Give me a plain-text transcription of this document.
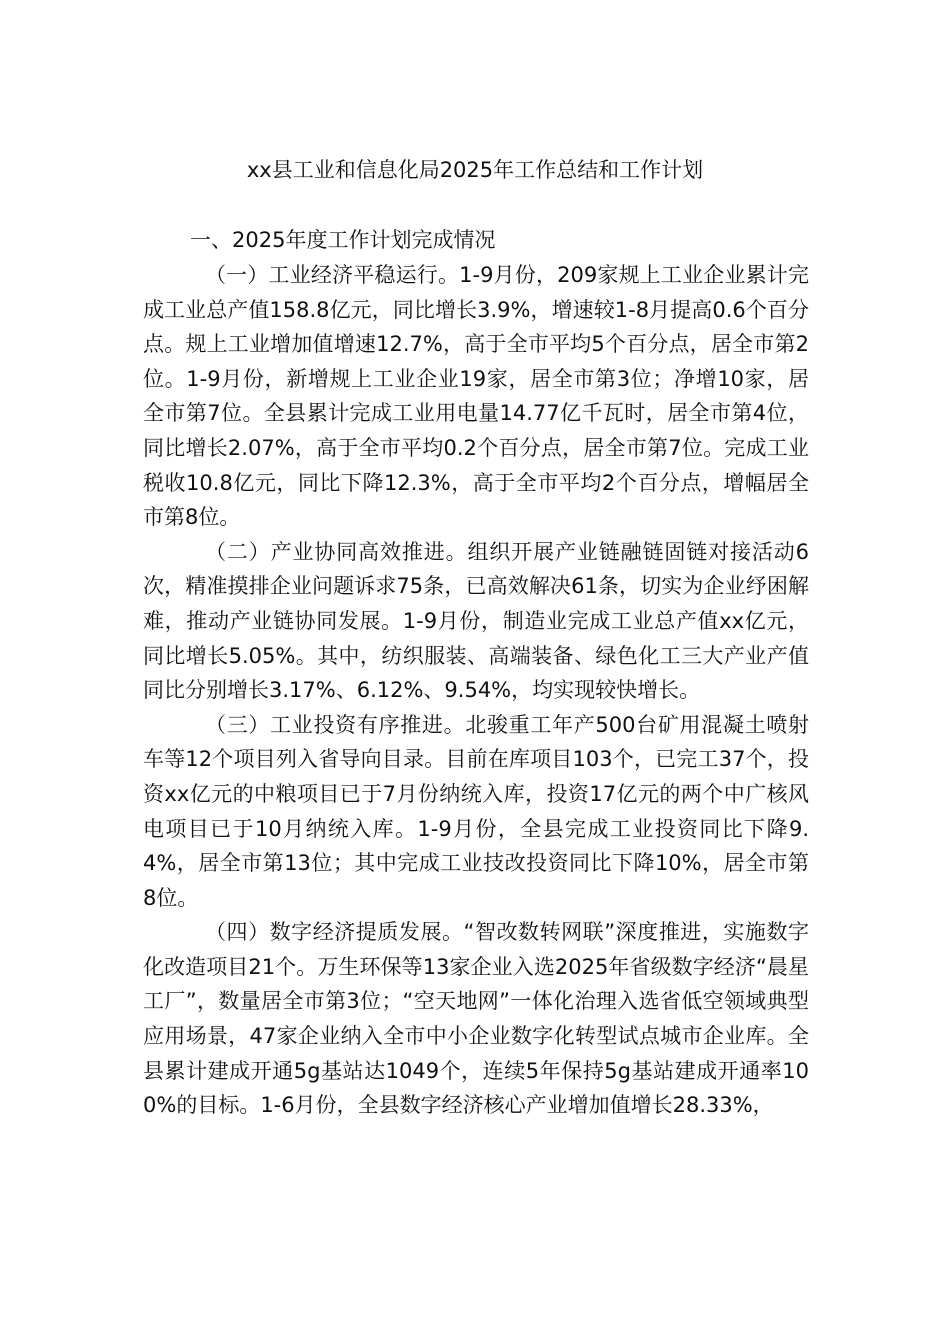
xx县工业和信息化局2025年工作总结和工作计划

一、2025年度工作计划完成情况

（一）工业经济平稳运行。1-9月份，209家规上工业企业累计完成工业总产值158.8亿元，同比增长3.9%，增速较1-8月提高0.6个百分点。规上工业增加值增速12.7%，高于全市平均5个百分点，居全市第2位。1-9月份，新增规上工业企业19家，居全市第3位；净增10家，居全市第7位。全县累计完成工业用电量14.77亿千瓦时，居全市第4位，同比增长2.07%，高于全市平均0.2个百分点，居全市第7位。完成工业税收10.8亿元，同比下降12.3%，高于全市平均2个百分点，增幅居全市第8位。

（二）产业协同高效推进。组织开展产业链融链固链对接活动6次，精准摸排企业问题诉求75条，已高效解决61条，切实为企业纾困解难，推动产业链协同发展。1-9月份，制造业完成工业总产值xx亿元，同比增长5.05%。其中，纺织服装、高端装备、绿色化工三大产业产值同比分别增长3.17%、6.12%、9.54%，均实现较快增长。

（三）工业投资有序推进。北骏重工年产500台矿用混凝土喷射车等12个项目列入省导向目录。目前在库项目103个，已完工37个，投资xx亿元的中粮项目已于7月份纳统入库，投资17亿元的两个中广核风电项目已于10月纳统入库。1-9月份，全县完成工业投资同比下降9.4%，居全市第13位；其中完成工业技改投资同比下降10%，居全市第8位。

（四）数字经济提质发展。“智改数转网联”深度推进，实施数字化改造项目21个。万生环保等13家企业入选2025年省级数字经济“晨星工厂”，数量居全市第3位；“空天地网”一体化治理入选省低空领域典型应用场景，47家企业纳入全市中小企业数字化转型试点城市企业库。全县累计建成开通5g基站达1049个，连续5年保持5g基站建成开通率100%的目标。1-6月份，全县数字经济核心产业增加值增长28.33%，
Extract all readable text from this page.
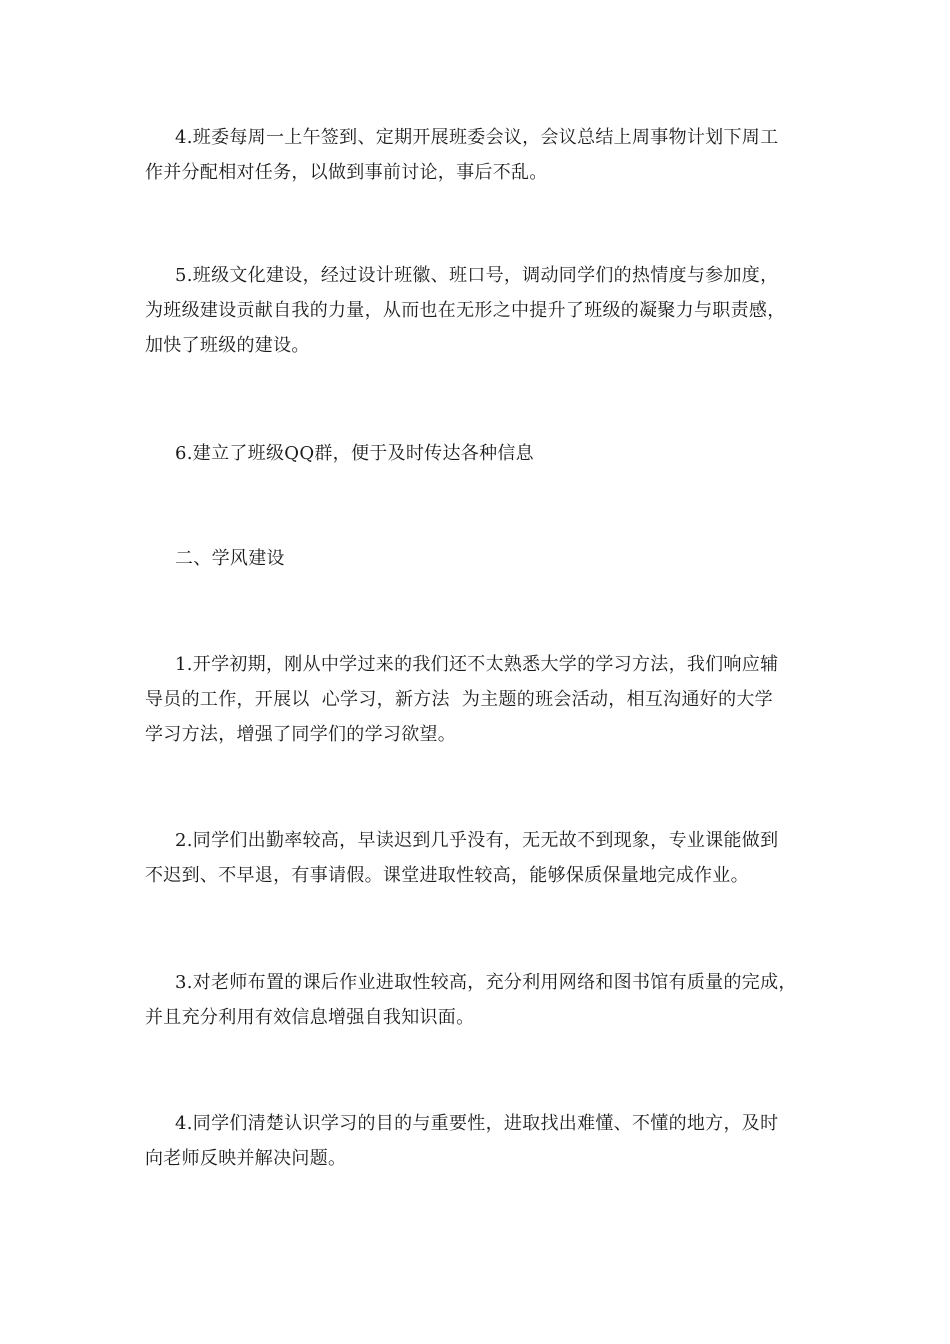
4.班委每周一上午签到、定期开展班委会议，会议总结上周事物计划下周工
作并分配相对任务，以做到事前讨论，事后不乱。

5.班级文化建设，经过设计班徽、班口号，调动同学们的热情度与参加度，
为班级建设贡献自我的力量，从而也在无形之中提升了班级的凝聚力与职责感，
加快了班级的建设。

6.建立了班级QQ群，便于及时传达各种信息

二、学风建设

1.开学初期，刚从中学过来的我们还不太熟悉大学的学习方法，我们响应辅
导员的工作，开展以  心学习，新方法  为主题的班会活动，相互沟通好的大学
学习方法，增强了同学们的学习欲望。

2.同学们出勤率较高，早读迟到几乎没有，无无故不到现象，专业课能做到
不迟到、不早退，有事请假。课堂进取性较高，能够保质保量地完成作业。

3.对老师布置的课后作业进取性较高，充分利用网络和图书馆有质量的完成，
并且充分利用有效信息增强自我知识面。

4.同学们清楚认识学习的目的与重要性，进取找出难懂、不懂的地方，及时
向老师反映并解决问题。
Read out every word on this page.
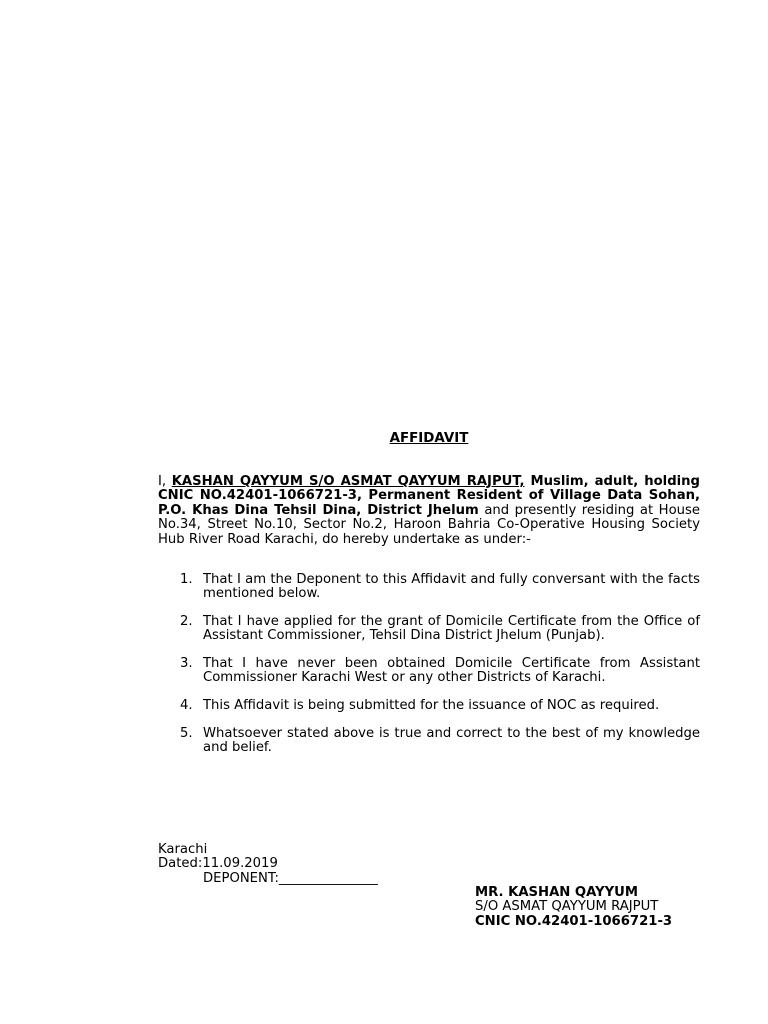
AFFIDAVIT
I, KASHAN QAYYUM S/O ASMAT QAYYUM RAJPUT, Muslim, adult, holding CNIC NO.42401-1066721-3, Permanent Resident of Village Data Sohan, P.O. Khas Dina Tehsil Dina, District Jhelum and presently residing at House No.34, Street No.10, Sector No.2, Haroon Bahria Co-Operative Housing Society Hub River Road Karachi, do hereby undertake as under:-
1. That I am the Deponent to this Affidavit and fully conversant with the facts mentioned below.
2. That I have applied for the grant of Domicile Certificate from the Office of Assistant Commissioner, Tehsil Dina District Jhelum (Punjab).
3. That I have never been obtained Domicile Certificate from Assistant Commissioner Karachi West or any other Districts of Karachi.
4. This Affidavit is being submitted for the issuance of NOC as required.
5. Whatsoever stated above is true and correct to the best of my knowledge and belief.
Karachi
Dated:11.09.2019
DEPONENT:_______________
MR. KASHAN QAYYUM
S/O ASMAT QAYYUM RAJPUT
CNIC NO.42401-1066721-3
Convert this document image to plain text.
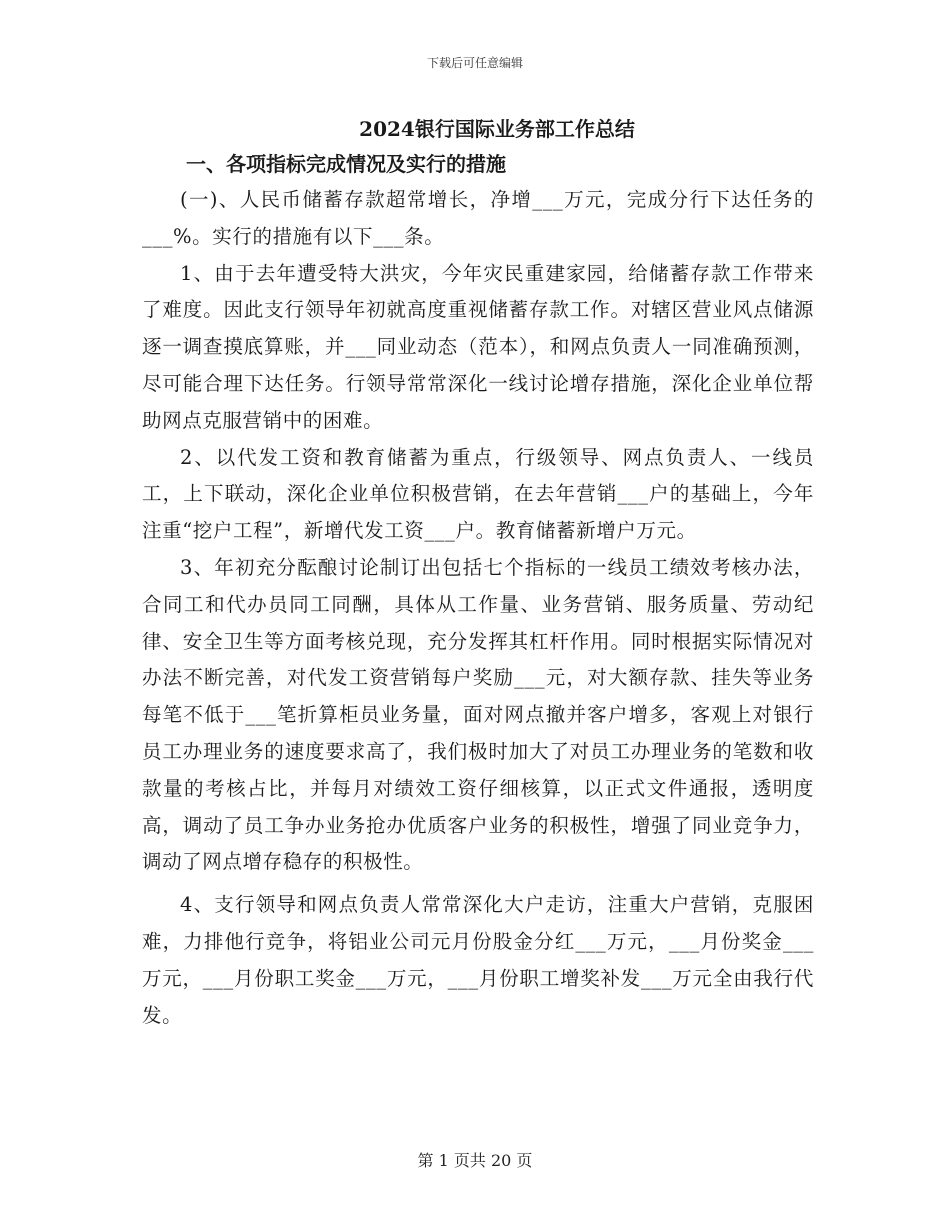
下载后可任意编辑
2024银行国际业务部工作总结
一、各项指标完成情况及实行的措施

(一)、人民币储蓄存款超常增长，净增___万元，完成分行下达任务的___%。实行的措施有以下___条。

1、由于去年遭受特大洪灾，今年灾民重建家园，给储蓄存款工作带来了难度。因此支行领导年初就高度重视储蓄存款工作。对辖区营业风点储源逐一调查摸底算账，并___同业动态（范本），和网点负责人一同准确预测，尽可能合理下达任务。行领导常常深化一线讨论增存措施，深化企业单位帮助网点克服营销中的困难。

2、以代发工资和教育储蓄为重点，行级领导、网点负责人、一线员工，上下联动，深化企业单位积极营销，在去年营销___户的基础上，今年注重“挖户工程”，新增代发工资___户。教育储蓄新增户万元。

3、年初充分酝酿讨论制订出包括七个指标的一线员工绩效考核办法，合同工和代办员同工同酬，具体从工作量、业务营销、服务质量、劳动纪律、安全卫生等方面考核兑现，充分发挥其杠杆作用。同时根据实际情况对办法不断完善，对代发工资营销每户奖励___元，对大额存款、挂失等业务每笔不低于___笔折算柜员业务量，面对网点撤并客户增多，客观上对银行员工办理业务的速度要求高了，我们极时加大了对员工办理业务的笔数和收款量的考核占比，并每月对绩效工资仔细核算，以正式文件通报，透明度高，调动了员工争办业务抢办优质客户业务的积极性，增强了同业竞争力，调动了网点增存稳存的积极性。

4、支行领导和网点负责人常常深化大户走访，注重大户营销，克服困难，力排他行竞争，将铝业公司元月份股金分红___万元，___月份奖金___万元，___月份职工奖金___万元，___月份职工增奖补发___万元全由我行代发。

第 1 页共 20 页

Exercise aim: Quote the records in their entirety, keeping the wording exact and excluding pictures.

Answer for this exercise:
Give me a plain-text transcription of this document.
xx县工业和信息化局2025年工作总结和工作计划

一、2025年度工作计划完成情况

（一）工业经济平稳运行。1-9月份，209家规上工业企业累计完成工业总产值158.8亿元，同比增长3.9%，增速较1-8月提高0.6个百分点。规上工业增加值增速12.7%，高于全市平均5个百分点，居全市第2位。1-9月份，新增规上工业企业19家，居全市第3位；净增10家，居全市第7位。全县累计完成工业用电量14.77亿千瓦时，居全市第4位，同比增长2.07%，高于全市平均0.2个百分点，居全市第7位。完成工业税收10.8亿元，同比下降12.3%，高于全市平均2个百分点，增幅居全市第8位。

（二）产业协同高效推进。组织开展产业链融链固链对接活动6次，精准摸排企业问题诉求75条，已高效解决61条，切实为企业纾困解难，推动产业链协同发展。1-9月份，制造业完成工业总产值xx亿元，同比增长5.05%。其中，纺织服装、高端装备、绿色化工三大产业产值同比分别增长3.17%、6.12%、9.54%，均实现较快增长。

（三）工业投资有序推进。北骏重工年产500台矿用混凝土喷射车等12个项目列入省导向目录。目前在库项目103个，已完工37个，投资xx亿元的中粮项目已于7月份纳统入库，投资17亿元的两个中广核风电项目已于10月纳统入库。1-9月份，全县完成工业投资同比下降9.4%，居全市第13位；其中完成工业技改投资同比下降10%，居全市第8位。

（四）数字经济提质发展。“智改数转网联”深度推进，实施数字化改造项目21个。万生环保等13家企业入选2025年省级数字经济“晨星工厂”，数量居全市第3位；“空天地网”一体化治理入选省低空领域典型应用场景，47家企业纳入全市中小企业数字化转型试点城市企业库。全县累计建成开通5g基站达1049个，连续5年保持5g基站建成开通率100%的目标。1-6月份，全县数字经济核心产业增加值增长28.33%，
Extract all readable text from this page.
4.班委每周一上午签到、定期开展班委会议，会议总结上周事物计划下周工
作并分配相对任务，以做到事前讨论，事后不乱。

5.班级文化建设，经过设计班徽、班口号，调动同学们的热情度与参加度，
为班级建设贡献自我的力量，从而也在无形之中提升了班级的凝聚力与职责感，
加快了班级的建设。

6.建立了班级QQ群，便于及时传达各种信息

二、学风建设

1.开学初期，刚从中学过来的我们还不太熟悉大学的学习方法，我们响应辅
导员的工作，开展以  心学习，新方法  为主题的班会活动，相互沟通好的大学
学习方法，增强了同学们的学习欲望。

2.同学们出勤率较高，早读迟到几乎没有，无无故不到现象，专业课能做到
不迟到、不早退，有事请假。课堂进取性较高，能够保质保量地完成作业。

3.对老师布置的课后作业进取性较高，充分利用网络和图书馆有质量的完成，
并且充分利用有效信息增强自我知识面。

4.同学们清楚认识学习的目的与重要性，进取找出难懂、不懂的地方，及时
向老师反映并解决问题。
Read out every word on this page.
AFFIDAVIT
I, KASHAN QAYYUM S/O ASMAT QAYYUM RAJPUT, Muslim, adult, holding CNIC NO.42401-1066721-3, Permanent Resident of Village Data Sohan, P.O. Khas Dina Tehsil Dina, District Jhelum and presently residing at House No.34, Street No.10, Sector No.2, Haroon Bahria Co-Operative Housing Society Hub River Road Karachi, do hereby undertake as under:-
1. That I am the Deponent to this Affidavit and fully conversant with the facts mentioned below.
2. That I have applied for the grant of Domicile Certificate from the Office of Assistant Commissioner, Tehsil Dina District Jhelum (Punjab).
3. That I have never been obtained Domicile Certificate from Assistant Commissioner Karachi West or any other Districts of Karachi.
4. This Affidavit is being submitted for the issuance of NOC as required.
5. Whatsoever stated above is true and correct to the best of my knowledge and belief.
Karachi
Dated:11.09.2019
DEPONENT:_______________
MR. KASHAN QAYYUM
S/O ASMAT QAYYUM RAJPUT
CNIC NO.42401-1066721-3
Convert this document image to plain text.
下载后可任意编辑
2024银行国际业务部工作总结
一、各项指标完成情况及实行的措施

(一)、人民币储蓄存款超常增长，净增___万元，完成分行下达任务的___%。实行的措施有以下___条。

1、由于去年遭受特大洪灾，今年灾民重建家园，给储蓄存款工作带来了难度。因此支行领导年初就高度重视储蓄存款工作。对辖区营业风点储源逐一调查摸底算账，并___同业动态（范本），和网点负责人一同准确预测，尽可能合理下达任务。行领导常常深化一线讨论增存措施，深化企业单位帮助网点克服营销中的困难。

2、以代发工资和教育储蓄为重点，行级领导、网点负责人、一线员工，上下联动，深化企业单位积极营销，在去年营销___户的基础上，今年注重“挖户工程”，新增代发工资___户。教育储蓄新增户万元。

3、年初充分酝酿讨论制订出包括七个指标的一线员工绩效考核办法，合同工和代办员同工同酬，具体从工作量、业务营销、服务质量、劳动纪律、安全卫生等方面考核兑现，充分发挥其杠杆作用。同时根据实际情况对办法不断完善，对代发工资营销每户奖励___元，对大额存款、挂失等业务每笔不低于___笔折算柜员业务量，面对网点撤并客户增多，客观上对银行员工办理业务的速度要求高了，我们极时加大了对员工办理业务的笔数和收款量的考核占比，并每月对绩效工资仔细核算，以正式文件通报，透明度高，调动了员工争办业务抢办优质客户业务的积极性，增强了同业竞争力，调动了网点增存稳存的积极性。

4、支行领导和网点负责人常常深化大户走访，注重大户营销，克服困难，力排他行竞争，将铝业公司元月份股金分红___万元，___月份奖金___万元，___月份职工奖金___万元，___月份职工增奖补发___万元全由我行代发。

第 1 页共 20 页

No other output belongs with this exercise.